**CHALLENGE:**
Repeat the listing exactly as given, omitting every image.

Dataset records
= = =

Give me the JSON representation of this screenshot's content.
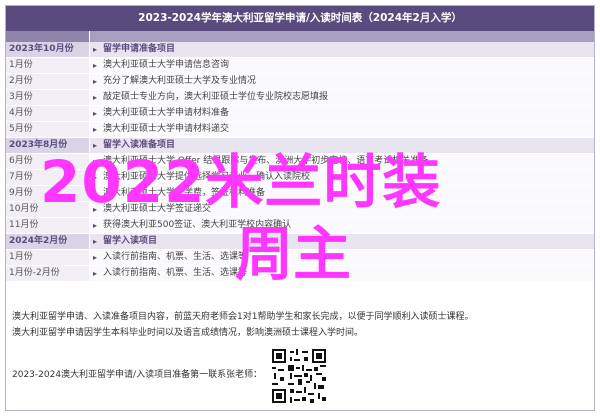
{
  "header": {
    "title": "2023-2024学年澳大利亚留学申请/入读时间表（2024年2月入学）"
  },
  "rows": [
    {
      "kind": "section",
      "time": "2023年10月份",
      "text": "留学申请准备项目"
    },
    {
      "kind": "normal",
      "time": "1月份",
      "text": "澳大利亚硕士大学申请信息咨询"
    },
    {
      "kind": "normal",
      "time": "2月份",
      "text": "充分了解澳大利亚硕士大学及专业情况"
    },
    {
      "kind": "normal",
      "time": "3月份",
      "text": "敲定硕士专业方向，澳大利亚硕士学位专业院校志愿填报"
    },
    {
      "kind": "normal",
      "time": "4月份",
      "text": "澳大利亚硕士大学申请材料准备"
    },
    {
      "kind": "normal",
      "time": "5月份",
      "text": "澳大利亚硕士大学申请材料递交"
    },
    {
      "kind": "section",
      "time": "2023年8月份",
      "text": "留学入读准备项目"
    },
    {
      "kind": "normal",
      "time": "6月份",
      "text": "澳大利亚硕士大学 Offer 结果跟踪与发布、澳洲大学初步定校、语言考试相关准备"
    },
    {
      "kind": "normal",
      "time": "7月份",
      "text": "澳大利亚硕士大学提供选择学习专业、确认入读院校"
    },
    {
      "kind": "normal",
      "time": "9月份",
      "text": "澳大利亚硕士大学交学费，签证材料准备"
    },
    {
      "kind": "normal",
      "time": "10月份",
      "text": "澳大利亚硕士大学签证递交"
    },
    {
      "kind": "normal",
      "time": "11月份",
      "text": "获得澳大利亚500签证、澳大利亚学校内容确认"
    },
    {
      "kind": "section",
      "time": "2024年2月份",
      "text": "留学入读项目"
    },
    {
      "kind": "normal",
      "time": "1月份",
      "text": "入读行前指南、机票、生活、选课等"
    },
    {
      "kind": "normal",
      "time": "1月份-2月份",
      "text": "入读行前指南、机票、生活、选课等"
    }
  ],
  "notes": [
    "澳大利亚留学申请、入读准备项目内容，前蓝天府老师会1对1帮助学生和家长完成，以便于同学顺利入读硕士课程。",
    "澳大利亚留学申请因学生本科毕业时间以及语言成绩情况，影响澳洲硕士课程入学时间。"
  ],
  "footer": {
    "text": "2023-2024澳大利亚留学申请/入读项目准备第一联系张老师："
  },
  "overlay": {
    "line1": "2022米兰时装",
    "line2": "周主"
  },
  "colors": {
    "header": "#5a4b7e",
    "accent": "#ff36ff"
  }
}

= = =

**OUTPUT:**
Give me the JSON representation of this screenshot's content.
{
  "header": {
    "title": "2023-2024学年澳大利亚留学申请/入读时间表（2024年2月入学）"
  },
  "rows": [
    {
      "kind": "section",
      "time": "2023年10月份",
      "text": "留学申请准备项目"
    },
    {
      "kind": "normal",
      "time": "1月份",
      "text": "澳大利亚硕士大学申请信息咨询"
    },
    {
      "kind": "normal",
      "time": "2月份",
      "text": "充分了解澳大利亚硕士大学及专业情况"
    },
    {
      "kind": "normal",
      "time": "3月份",
      "text": "敲定硕士专业方向，澳大利亚硕士学位专业院校志愿填报"
    },
    {
      "kind": "normal",
      "time": "4月份",
      "text": "澳大利亚硕士大学申请材料准备"
    },
    {
      "kind": "normal",
      "time": "5月份",
      "text": "澳大利亚硕士大学申请材料递交"
    },
    {
      "kind": "section",
      "time": "2023年8月份",
      "text": "留学入读准备项目"
    },
    {
      "kind": "normal",
      "time": "6月份",
      "text": "澳大利亚硕士大学 Offer 结果跟踪与发布、澳洲大学初步定校、语言考试相关准备"
    },
    {
      "kind": "normal",
      "time": "7月份",
      "text": "澳大利亚硕士大学提供选择学习专业、确认入读院校"
    },
    {
      "kind": "normal",
      "time": "9月份",
      "text": "澳大利亚硕士大学交学费，签证材料准备"
    },
    {
      "kind": "normal",
      "time": "10月份",
      "text": "澳大利亚硕士大学签证递交"
    },
    {
      "kind": "normal",
      "time": "11月份",
      "text": "获得澳大利亚500签证、澳大利亚学校内容确认"
    },
    {
      "kind": "section",
      "time": "2024年2月份",
      "text": "留学入读项目"
    },
    {
      "kind": "normal",
      "time": "1月份",
      "text": "入读行前指南、机票、生活、选课等"
    },
    {
      "kind": "normal",
      "time": "1月份-2月份",
      "text": "入读行前指南、机票、生活、选课等"
    }
  ],
  "notes": [
    "澳大利亚留学申请、入读准备项目内容，前蓝天府老师会1对1帮助学生和家长完成，以便于同学顺利入读硕士课程。",
    "澳大利亚留学申请因学生本科毕业时间以及语言成绩情况，影响澳洲硕士课程入学时间。"
  ],
  "footer": {
    "text": "2023-2024澳大利亚留学申请/入读项目准备第一联系张老师："
  },
  "overlay": {
    "line1": "2022米兰时装",
    "line2": "周主"
  },
  "colors": {
    "header": "#5a4b7e",
    "accent": "#ff36ff"
  }
}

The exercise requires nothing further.